— start —

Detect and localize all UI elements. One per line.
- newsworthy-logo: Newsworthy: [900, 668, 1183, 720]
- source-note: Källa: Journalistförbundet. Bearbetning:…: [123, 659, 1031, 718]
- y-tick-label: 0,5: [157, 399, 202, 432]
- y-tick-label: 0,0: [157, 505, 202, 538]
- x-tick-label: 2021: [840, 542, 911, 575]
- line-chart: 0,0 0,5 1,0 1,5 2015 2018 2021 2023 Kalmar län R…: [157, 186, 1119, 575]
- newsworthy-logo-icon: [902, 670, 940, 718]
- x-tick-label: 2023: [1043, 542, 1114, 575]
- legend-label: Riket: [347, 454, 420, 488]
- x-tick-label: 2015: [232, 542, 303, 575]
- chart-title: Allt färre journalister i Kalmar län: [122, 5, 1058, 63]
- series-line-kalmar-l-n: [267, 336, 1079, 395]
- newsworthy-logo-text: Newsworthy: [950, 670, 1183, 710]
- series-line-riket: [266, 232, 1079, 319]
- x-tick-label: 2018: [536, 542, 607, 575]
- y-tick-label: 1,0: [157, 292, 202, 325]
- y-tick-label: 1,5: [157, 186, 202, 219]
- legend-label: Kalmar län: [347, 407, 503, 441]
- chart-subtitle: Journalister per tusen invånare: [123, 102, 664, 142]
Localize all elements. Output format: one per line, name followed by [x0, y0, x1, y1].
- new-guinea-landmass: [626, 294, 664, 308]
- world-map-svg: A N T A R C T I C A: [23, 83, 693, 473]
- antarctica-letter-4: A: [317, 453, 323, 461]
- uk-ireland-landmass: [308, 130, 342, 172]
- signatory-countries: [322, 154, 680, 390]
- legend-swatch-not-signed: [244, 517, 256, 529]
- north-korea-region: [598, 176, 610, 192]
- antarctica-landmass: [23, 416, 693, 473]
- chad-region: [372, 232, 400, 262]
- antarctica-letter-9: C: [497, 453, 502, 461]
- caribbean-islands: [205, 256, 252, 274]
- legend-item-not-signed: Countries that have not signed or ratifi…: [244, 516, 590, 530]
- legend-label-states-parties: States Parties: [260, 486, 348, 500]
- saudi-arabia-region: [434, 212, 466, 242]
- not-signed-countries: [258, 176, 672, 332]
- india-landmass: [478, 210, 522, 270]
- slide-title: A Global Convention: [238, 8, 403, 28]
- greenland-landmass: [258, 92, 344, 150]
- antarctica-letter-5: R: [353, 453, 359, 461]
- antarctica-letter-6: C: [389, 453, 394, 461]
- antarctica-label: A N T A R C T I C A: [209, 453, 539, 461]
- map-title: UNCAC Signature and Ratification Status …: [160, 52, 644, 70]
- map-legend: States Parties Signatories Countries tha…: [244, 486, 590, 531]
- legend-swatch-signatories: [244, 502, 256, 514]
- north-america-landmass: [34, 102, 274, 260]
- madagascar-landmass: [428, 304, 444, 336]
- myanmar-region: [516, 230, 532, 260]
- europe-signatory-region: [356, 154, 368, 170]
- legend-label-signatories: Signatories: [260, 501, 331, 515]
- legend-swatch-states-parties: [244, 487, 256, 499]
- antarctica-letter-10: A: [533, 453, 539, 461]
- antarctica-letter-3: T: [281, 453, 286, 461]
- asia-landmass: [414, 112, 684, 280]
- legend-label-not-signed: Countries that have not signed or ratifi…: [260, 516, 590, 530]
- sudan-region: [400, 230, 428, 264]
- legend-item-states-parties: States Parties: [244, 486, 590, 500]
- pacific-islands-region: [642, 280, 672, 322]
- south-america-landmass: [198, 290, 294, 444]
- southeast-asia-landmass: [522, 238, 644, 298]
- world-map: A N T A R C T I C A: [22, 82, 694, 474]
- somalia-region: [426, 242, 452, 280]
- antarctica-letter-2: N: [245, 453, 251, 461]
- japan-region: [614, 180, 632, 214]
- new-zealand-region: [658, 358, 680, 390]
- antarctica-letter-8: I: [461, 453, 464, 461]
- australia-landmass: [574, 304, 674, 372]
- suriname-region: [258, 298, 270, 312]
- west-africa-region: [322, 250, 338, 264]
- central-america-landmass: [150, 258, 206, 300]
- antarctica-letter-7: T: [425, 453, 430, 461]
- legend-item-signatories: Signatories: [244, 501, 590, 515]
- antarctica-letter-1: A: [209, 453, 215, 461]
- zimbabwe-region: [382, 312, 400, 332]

— end —

▸ **WHAT IS BEING ASKED**: Rewrite all of the lines above, putting "land" wherever "landmass" appears and leaving everything else unchanged.

▸ **TASK OUTPUT**:
Detect and localize all UI elements. One per line.
- newsworthy-logo: Newsworthy: [900, 668, 1183, 720]
- source-note: Källa: Journalistförbundet. Bearbetning:…: [123, 659, 1031, 718]
- y-tick-label: 0,5: [157, 399, 202, 432]
- y-tick-label: 0,0: [157, 505, 202, 538]
- x-tick-label: 2021: [840, 542, 911, 575]
- line-chart: 0,0 0,5 1,0 1,5 2015 2018 2021 2023 Kalmar län R…: [157, 186, 1119, 575]
- newsworthy-logo-icon: [902, 670, 940, 718]
- x-tick-label: 2023: [1043, 542, 1114, 575]
- legend-label: Riket: [347, 454, 420, 488]
- x-tick-label: 2015: [232, 542, 303, 575]
- chart-title: Allt färre journalister i Kalmar län: [122, 5, 1058, 63]
- series-line-kalmar-l-n: [267, 336, 1079, 395]
- newsworthy-logo-text: Newsworthy: [950, 670, 1183, 710]
- series-line-riket: [266, 232, 1079, 319]
- x-tick-label: 2018: [536, 542, 607, 575]
- y-tick-label: 1,0: [157, 292, 202, 325]
- y-tick-label: 1,5: [157, 186, 202, 219]
- legend-label: Kalmar län: [347, 407, 503, 441]
- chart-subtitle: Journalister per tusen invånare: [123, 102, 664, 142]
Localize all elements. Output format: one per line, name followed by [x0, y0, x1, y1].
- new-guinea-land: [626, 294, 664, 308]
- world-map-svg: A N T A R C T I C A: [23, 83, 693, 473]
- antarctica-letter-4: A: [317, 453, 323, 461]
- uk-ireland-land: [308, 130, 342, 172]
- signatory-countries: [322, 154, 680, 390]
- legend-swatch-not-signed: [244, 517, 256, 529]
- north-korea-region: [598, 176, 610, 192]
- antarctica-land: [23, 416, 693, 473]
- chad-region: [372, 232, 400, 262]
- antarctica-letter-9: C: [497, 453, 502, 461]
- caribbean-islands: [205, 256, 252, 274]
- legend-item-not-signed: Countries that have not signed or ratifi…: [244, 516, 590, 530]
- legend-label-states-parties: States Parties: [260, 486, 348, 500]
- saudi-arabia-region: [434, 212, 466, 242]
- not-signed-countries: [258, 176, 672, 332]
- india-land: [478, 210, 522, 270]
- slide-title: A Global Convention: [238, 8, 403, 28]
- greenland-land: [258, 92, 344, 150]
- antarctica-letter-5: R: [353, 453, 359, 461]
- antarctica-letter-6: C: [389, 453, 394, 461]
- antarctica-label: A N T A R C T I C A: [209, 453, 539, 461]
- map-title: UNCAC Signature and Ratification Status …: [160, 52, 644, 70]
- map-legend: States Parties Signatories Countries tha…: [244, 486, 590, 531]
- legend-swatch-signatories: [244, 502, 256, 514]
- north-america-land: [34, 102, 274, 260]
- madagascar-land: [428, 304, 444, 336]
- myanmar-region: [516, 230, 532, 260]
- europe-signatory-region: [356, 154, 368, 170]
- legend-label-signatories: Signatories: [260, 501, 331, 515]
- legend-swatch-states-parties: [244, 487, 256, 499]
- antarctica-letter-10: A: [533, 453, 539, 461]
- antarctica-letter-3: T: [281, 453, 286, 461]
- asia-land: [414, 112, 684, 280]
- legend-label-not-signed: Countries that have not signed or ratifi…: [260, 516, 590, 530]
- sudan-region: [400, 230, 428, 264]
- legend-item-states-parties: States Parties: [244, 486, 590, 500]
- pacific-islands-region: [642, 280, 672, 322]
- south-america-land: [198, 290, 294, 444]
- southeast-asia-land: [522, 238, 644, 298]
- world-map: A N T A R C T I C A: [22, 82, 694, 474]
- somalia-region: [426, 242, 452, 280]
- antarctica-letter-2: N: [245, 453, 251, 461]
- japan-region: [614, 180, 632, 214]
- new-zealand-region: [658, 358, 680, 390]
- antarctica-letter-8: I: [461, 453, 464, 461]
- australia-land: [574, 304, 674, 372]
- suriname-region: [258, 298, 270, 312]
- west-africa-region: [322, 250, 338, 264]
- central-america-land: [150, 258, 206, 300]
- antarctica-letter-7: T: [425, 453, 430, 461]
- legend-item-signatories: Signatories: [244, 501, 590, 515]
- antarctica-letter-1: A: [209, 453, 215, 461]
- zimbabwe-region: [382, 312, 400, 332]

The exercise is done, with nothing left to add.